WHAT THE TASK ASKS.
Extract every entry word for word.

INPUT.
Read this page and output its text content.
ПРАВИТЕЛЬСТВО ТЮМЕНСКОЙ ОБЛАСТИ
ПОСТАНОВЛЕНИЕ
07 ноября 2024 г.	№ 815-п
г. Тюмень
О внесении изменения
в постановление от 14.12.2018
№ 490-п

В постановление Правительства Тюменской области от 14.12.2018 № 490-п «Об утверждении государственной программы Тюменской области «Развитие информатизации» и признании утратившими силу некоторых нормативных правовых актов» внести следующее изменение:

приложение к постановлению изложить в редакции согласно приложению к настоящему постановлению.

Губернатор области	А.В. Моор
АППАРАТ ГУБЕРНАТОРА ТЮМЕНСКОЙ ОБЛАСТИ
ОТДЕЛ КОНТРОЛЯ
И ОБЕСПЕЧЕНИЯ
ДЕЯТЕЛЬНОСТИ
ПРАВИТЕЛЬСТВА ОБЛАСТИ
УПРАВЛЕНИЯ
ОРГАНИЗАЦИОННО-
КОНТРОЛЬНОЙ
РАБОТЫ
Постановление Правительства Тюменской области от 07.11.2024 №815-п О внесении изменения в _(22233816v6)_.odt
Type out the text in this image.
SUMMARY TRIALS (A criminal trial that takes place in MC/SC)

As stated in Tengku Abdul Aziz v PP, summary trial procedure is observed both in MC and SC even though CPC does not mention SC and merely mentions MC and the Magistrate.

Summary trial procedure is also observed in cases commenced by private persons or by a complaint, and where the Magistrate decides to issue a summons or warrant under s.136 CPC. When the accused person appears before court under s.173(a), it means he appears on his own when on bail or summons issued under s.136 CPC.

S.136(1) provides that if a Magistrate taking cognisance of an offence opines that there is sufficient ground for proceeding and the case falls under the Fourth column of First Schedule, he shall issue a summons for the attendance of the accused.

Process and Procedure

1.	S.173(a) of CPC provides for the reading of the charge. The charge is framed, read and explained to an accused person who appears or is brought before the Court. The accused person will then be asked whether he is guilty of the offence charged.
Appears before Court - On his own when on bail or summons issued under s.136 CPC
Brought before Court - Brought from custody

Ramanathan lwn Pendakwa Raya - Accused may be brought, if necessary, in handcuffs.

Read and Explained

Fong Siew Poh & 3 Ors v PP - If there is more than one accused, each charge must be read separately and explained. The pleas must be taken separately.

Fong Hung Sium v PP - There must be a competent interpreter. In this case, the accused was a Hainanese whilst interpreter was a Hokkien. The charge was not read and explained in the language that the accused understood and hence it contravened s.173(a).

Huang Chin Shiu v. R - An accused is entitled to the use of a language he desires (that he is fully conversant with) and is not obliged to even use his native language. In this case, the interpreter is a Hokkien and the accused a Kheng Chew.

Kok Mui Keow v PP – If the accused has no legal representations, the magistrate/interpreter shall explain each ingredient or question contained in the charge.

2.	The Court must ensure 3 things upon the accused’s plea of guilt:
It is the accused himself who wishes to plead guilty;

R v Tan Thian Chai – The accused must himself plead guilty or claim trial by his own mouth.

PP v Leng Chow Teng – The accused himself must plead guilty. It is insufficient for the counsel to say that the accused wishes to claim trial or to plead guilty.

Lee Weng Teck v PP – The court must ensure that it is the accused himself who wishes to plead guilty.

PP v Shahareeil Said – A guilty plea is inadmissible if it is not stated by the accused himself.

FULL RESPONSE.
Read this page and output its text content.
ПРАВИТЕЛЬСТВО ТЮМЕНСКОЙ ОБЛАСТИ
ПОСТАНОВЛЕНИЕ
07 ноября 2024 г.	№ 815-п
г. Тюмень
О внесении изменения
в постановление от 14.12.2018
№ 490-п

В постановление Правительства Тюменской области от 14.12.2018 № 490-п «Об утверждении государственной программы Тюменской области «Развитие информатизации» и признании утратившими силу некоторых нормативных правовых актов» внести следующее изменение:

приложение к постановлению изложить в редакции согласно приложению к настоящему постановлению.

Губернатор области	А.В. Моор
АППАРАТ ГУБЕРНАТОРА ТЮМЕНСКОЙ ОБЛАСТИ
ОТДЕЛ КОНТРОЛЯ
И ОБЕСПЕЧЕНИЯ
ДЕЯТЕЛЬНОСТИ
ПРАВИТЕЛЬСТВА ОБЛАСТИ
УПРАВЛЕНИЯ
ОРГАНИЗАЦИОННО-
КОНТРОЛЬНОЙ
РАБОТЫ
Постановление Правительства Тюменской области от 07.11.2024 №815-п О внесении изменения в _(22233816v6)_.odt
Type out the text in this image.
SUMMARY TRIALS (A criminal trial that takes place in MC/SC)

As stated in Tengku Abdul Aziz v PP, summary trial procedure is observed both in MC and SC even though CPC does not mention SC and merely mentions MC and the Magistrate.

Summary trial procedure is also observed in cases commenced by private persons or by a complaint, and where the Magistrate decides to issue a summons or warrant under s.136 CPC. When the accused person appears before court under s.173(a), it means he appears on his own when on bail or summons issued under s.136 CPC.

S.136(1) provides that if a Magistrate taking cognisance of an offence opines that there is sufficient ground for proceeding and the case falls under the Fourth column of First Schedule, he shall issue a summons for the attendance of the accused.

Process and Procedure

1.	S.173(a) of CPC provides for the reading of the charge. The charge is framed, read and explained to an accused person who appears or is brought before the Court. The accused person will then be asked whether he is guilty of the offence charged.
Appears before Court - On his own when on bail or summons issued under s.136 CPC
Brought before Court - Brought from custody

Ramanathan lwn Pendakwa Raya - Accused may be brought, if necessary, in handcuffs.

Read and Explained

Fong Siew Poh & 3 Ors v PP - If there is more than one accused, each charge must be read separately and explained. The pleas must be taken separately.

Fong Hung Sium v PP - There must be a competent interpreter. In this case, the accused was a Hainanese whilst interpreter was a Hokkien. The charge was not read and explained in the language that the accused understood and hence it contravened s.173(a).

Huang Chin Shiu v. R - An accused is entitled to the use of a language he desires (that he is fully conversant with) and is not obliged to even use his native language. In this case, the interpreter is a Hokkien and the accused a Kheng Chew.

Kok Mui Keow v PP – If the accused has no legal representations, the magistrate/interpreter shall explain each ingredient or question contained in the charge.

2.	The Court must ensure 3 things upon the accused’s plea of guilt:
It is the accused himself who wishes to plead guilty;

R v Tan Thian Chai – The accused must himself plead guilty or claim trial by his own mouth.

PP v Leng Chow Teng – The accused himself must plead guilty. It is insufficient for the counsel to say that the accused wishes to claim trial or to plead guilty.

Lee Weng Teck v PP – The court must ensure that it is the accused himself who wishes to plead guilty.

PP v Shahareeil Said – A guilty plea is inadmissible if it is not stated by the accused himself.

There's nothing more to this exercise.